EXERCISE MATERIALS
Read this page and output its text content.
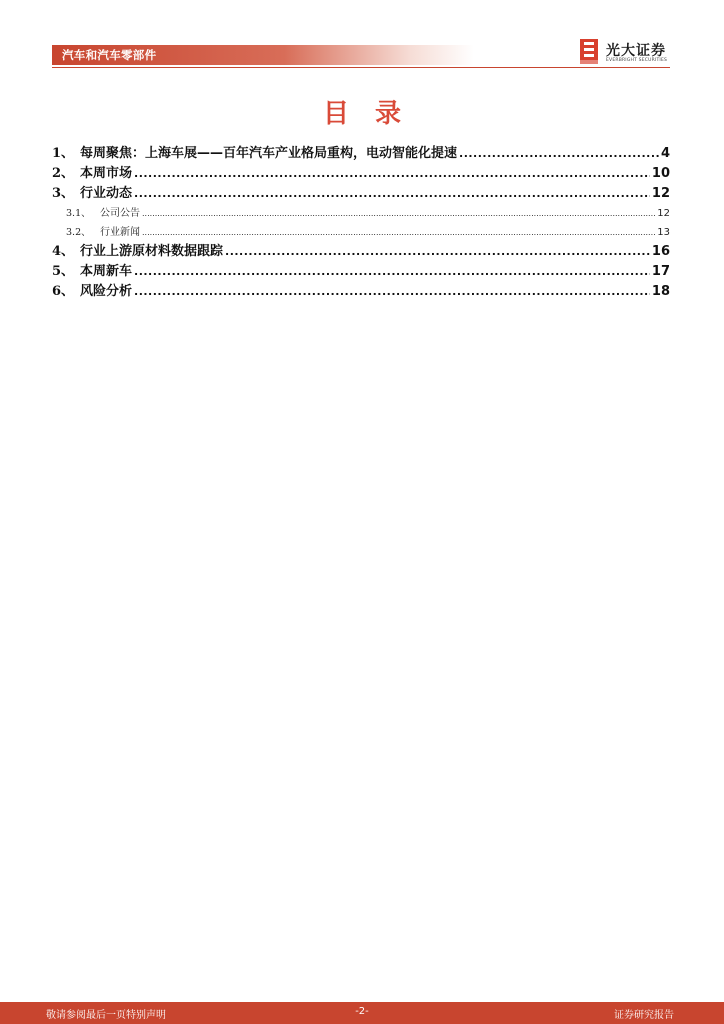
汽车和汽车零部件	光大证券
EVERBRIGHT SECURITIES
目录
1、 每周聚焦：上海车展——百年汽车产业格局重构，电动智能化提速 .....	4
2、 本周市场 .....	10
3、 行业动态 .....	12
3.1、 公司公告 .....	12
3.2、 行业新闻 .....	13
4、 行业上游原材料数据跟踪 .....	16
5、 本周新车 .....	17
6、 风险分析 .....	18
敬请参阅最后一页特别声明	-2-	证券研究报告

SHORT TASK
Without including the pictures, return each record above exactly as it stands.

COMPLETED EXERCISE
Read this page and output its text content.
汽车和汽车零部件	光大证券
EVERBRIGHT SECURITIES
目录
1、 每周聚焦：上海车展——百年汽车产业格局重构，电动智能化提速 .....	4
2、 本周市场 .....	10
3、 行业动态 .....	12
3.1、 公司公告 .....	12
3.2、 行业新闻 .....	13
4、 行业上游原材料数据跟踪 .....	16
5、 本周新车 .....	17
6、 风险分析 .....	18
敬请参阅最后一页特别声明	-2-	证券研究报告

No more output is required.